§ WHAT NEEDS TO BE DONE
Find every line in the records below that holds the word "Guatemalans", and copy each one.

§ SUPPLIED MATERIAL
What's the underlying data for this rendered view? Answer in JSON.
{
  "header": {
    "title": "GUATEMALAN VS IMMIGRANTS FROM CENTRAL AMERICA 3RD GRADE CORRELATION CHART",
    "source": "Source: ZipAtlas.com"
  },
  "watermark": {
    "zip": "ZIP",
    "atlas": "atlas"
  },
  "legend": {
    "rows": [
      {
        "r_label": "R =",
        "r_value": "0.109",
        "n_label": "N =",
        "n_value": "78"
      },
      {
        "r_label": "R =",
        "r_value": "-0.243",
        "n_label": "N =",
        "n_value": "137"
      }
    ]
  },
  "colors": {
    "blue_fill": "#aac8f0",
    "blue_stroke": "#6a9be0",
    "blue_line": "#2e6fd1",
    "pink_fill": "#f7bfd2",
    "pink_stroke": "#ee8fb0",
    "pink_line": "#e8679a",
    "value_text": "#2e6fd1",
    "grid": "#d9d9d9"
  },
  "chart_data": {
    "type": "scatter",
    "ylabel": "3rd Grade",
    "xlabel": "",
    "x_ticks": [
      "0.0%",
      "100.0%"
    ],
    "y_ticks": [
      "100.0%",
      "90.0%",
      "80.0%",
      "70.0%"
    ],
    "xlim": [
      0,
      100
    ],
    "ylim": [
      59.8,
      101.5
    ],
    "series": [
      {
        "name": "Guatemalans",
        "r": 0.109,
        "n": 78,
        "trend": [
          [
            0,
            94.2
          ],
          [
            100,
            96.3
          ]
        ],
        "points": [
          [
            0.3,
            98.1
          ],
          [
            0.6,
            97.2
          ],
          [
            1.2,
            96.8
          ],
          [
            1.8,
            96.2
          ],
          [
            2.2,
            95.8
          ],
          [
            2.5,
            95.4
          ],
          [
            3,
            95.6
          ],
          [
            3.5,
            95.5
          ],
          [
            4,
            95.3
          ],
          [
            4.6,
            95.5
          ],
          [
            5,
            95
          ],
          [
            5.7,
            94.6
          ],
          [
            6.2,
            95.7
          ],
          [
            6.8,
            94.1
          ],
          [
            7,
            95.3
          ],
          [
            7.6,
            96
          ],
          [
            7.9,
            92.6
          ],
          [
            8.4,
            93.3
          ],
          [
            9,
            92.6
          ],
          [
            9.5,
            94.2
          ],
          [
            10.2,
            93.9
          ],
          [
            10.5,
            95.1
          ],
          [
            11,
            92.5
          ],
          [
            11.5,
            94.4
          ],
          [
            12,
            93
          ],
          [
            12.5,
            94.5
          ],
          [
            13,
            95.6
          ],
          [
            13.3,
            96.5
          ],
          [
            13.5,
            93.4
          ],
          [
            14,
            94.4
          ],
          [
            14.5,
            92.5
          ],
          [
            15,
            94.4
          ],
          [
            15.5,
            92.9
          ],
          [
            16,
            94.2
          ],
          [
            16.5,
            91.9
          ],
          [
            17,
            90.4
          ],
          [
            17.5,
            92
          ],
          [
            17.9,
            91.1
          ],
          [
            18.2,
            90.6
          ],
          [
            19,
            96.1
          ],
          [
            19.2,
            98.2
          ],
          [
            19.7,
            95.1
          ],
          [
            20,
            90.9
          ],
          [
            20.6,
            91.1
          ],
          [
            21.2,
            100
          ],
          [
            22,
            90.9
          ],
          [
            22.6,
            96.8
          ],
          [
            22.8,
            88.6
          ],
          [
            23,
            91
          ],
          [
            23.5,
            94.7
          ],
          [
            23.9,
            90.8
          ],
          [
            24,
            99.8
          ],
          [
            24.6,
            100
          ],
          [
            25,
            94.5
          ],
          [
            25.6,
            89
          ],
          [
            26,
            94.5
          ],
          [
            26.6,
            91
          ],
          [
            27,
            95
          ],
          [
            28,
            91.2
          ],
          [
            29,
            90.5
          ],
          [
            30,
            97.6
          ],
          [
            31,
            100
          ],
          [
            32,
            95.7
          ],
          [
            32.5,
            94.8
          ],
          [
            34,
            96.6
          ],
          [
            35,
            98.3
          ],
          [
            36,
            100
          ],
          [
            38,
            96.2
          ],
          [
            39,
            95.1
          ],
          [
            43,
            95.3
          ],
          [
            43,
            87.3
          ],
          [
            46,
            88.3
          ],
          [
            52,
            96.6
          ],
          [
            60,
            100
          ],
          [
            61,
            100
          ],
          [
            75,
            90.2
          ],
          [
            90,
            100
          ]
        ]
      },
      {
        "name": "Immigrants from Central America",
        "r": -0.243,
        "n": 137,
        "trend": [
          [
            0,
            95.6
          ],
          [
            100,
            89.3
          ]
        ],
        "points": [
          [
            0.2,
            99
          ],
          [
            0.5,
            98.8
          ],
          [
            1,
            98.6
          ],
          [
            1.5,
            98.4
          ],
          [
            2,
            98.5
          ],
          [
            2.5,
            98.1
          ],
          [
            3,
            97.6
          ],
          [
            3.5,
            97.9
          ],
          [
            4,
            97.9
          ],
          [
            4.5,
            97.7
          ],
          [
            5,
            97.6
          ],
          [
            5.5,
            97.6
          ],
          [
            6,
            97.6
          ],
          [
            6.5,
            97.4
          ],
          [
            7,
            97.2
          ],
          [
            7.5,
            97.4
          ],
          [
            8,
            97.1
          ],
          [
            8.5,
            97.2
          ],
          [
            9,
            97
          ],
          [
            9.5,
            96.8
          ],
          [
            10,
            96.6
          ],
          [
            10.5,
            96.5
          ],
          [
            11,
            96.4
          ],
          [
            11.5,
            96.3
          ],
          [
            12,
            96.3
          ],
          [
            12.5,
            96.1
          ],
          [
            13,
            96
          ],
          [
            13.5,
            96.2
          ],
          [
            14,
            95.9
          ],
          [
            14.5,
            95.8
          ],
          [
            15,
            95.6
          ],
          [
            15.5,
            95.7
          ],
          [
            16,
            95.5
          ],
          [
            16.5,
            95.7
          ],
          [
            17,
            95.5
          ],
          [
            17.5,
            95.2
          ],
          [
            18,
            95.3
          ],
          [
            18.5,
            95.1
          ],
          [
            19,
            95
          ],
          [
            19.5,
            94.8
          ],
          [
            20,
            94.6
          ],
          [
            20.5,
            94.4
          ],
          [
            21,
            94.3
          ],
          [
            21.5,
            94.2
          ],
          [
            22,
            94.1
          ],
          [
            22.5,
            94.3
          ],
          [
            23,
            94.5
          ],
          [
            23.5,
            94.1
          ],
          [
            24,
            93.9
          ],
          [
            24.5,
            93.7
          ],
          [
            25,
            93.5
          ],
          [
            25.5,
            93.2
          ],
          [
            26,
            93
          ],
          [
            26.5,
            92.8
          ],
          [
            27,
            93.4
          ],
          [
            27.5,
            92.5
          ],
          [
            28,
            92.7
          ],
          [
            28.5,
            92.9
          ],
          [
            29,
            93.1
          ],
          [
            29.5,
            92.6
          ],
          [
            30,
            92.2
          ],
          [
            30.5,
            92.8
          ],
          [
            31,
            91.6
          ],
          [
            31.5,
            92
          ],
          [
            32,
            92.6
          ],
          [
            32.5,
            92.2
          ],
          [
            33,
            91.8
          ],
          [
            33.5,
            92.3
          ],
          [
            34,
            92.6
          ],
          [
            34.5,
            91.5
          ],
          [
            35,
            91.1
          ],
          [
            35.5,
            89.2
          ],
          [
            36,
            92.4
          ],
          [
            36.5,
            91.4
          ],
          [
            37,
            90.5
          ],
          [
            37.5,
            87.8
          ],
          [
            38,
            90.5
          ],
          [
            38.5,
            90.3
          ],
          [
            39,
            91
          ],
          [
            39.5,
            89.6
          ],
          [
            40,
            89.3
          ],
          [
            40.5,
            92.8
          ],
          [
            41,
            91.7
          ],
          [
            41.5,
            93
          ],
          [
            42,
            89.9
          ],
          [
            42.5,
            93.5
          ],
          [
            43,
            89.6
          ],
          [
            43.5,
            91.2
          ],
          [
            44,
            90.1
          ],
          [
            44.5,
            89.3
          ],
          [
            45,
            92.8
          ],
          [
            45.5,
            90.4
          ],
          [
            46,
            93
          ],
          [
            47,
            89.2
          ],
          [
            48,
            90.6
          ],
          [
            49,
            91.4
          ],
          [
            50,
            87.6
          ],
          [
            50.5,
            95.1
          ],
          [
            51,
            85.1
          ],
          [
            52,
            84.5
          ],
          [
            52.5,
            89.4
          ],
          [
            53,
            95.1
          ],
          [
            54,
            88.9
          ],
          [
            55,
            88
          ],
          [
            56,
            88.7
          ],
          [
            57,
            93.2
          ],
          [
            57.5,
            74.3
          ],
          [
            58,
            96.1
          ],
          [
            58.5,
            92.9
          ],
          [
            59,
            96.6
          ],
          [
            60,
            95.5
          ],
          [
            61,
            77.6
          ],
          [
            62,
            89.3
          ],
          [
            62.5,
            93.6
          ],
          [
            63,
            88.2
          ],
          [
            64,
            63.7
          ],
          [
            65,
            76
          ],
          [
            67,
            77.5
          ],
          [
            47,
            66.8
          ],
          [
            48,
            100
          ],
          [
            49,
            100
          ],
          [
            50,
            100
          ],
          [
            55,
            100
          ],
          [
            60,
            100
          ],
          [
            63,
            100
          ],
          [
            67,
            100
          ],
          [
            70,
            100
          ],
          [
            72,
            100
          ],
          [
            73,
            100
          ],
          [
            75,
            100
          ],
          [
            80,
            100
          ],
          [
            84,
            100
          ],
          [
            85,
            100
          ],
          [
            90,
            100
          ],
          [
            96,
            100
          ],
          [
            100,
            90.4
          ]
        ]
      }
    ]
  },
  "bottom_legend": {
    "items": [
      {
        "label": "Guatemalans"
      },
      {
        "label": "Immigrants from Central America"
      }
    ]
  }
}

§ SOLUTION
        "name": "Guatemalans",
        "label": "Guatemalans"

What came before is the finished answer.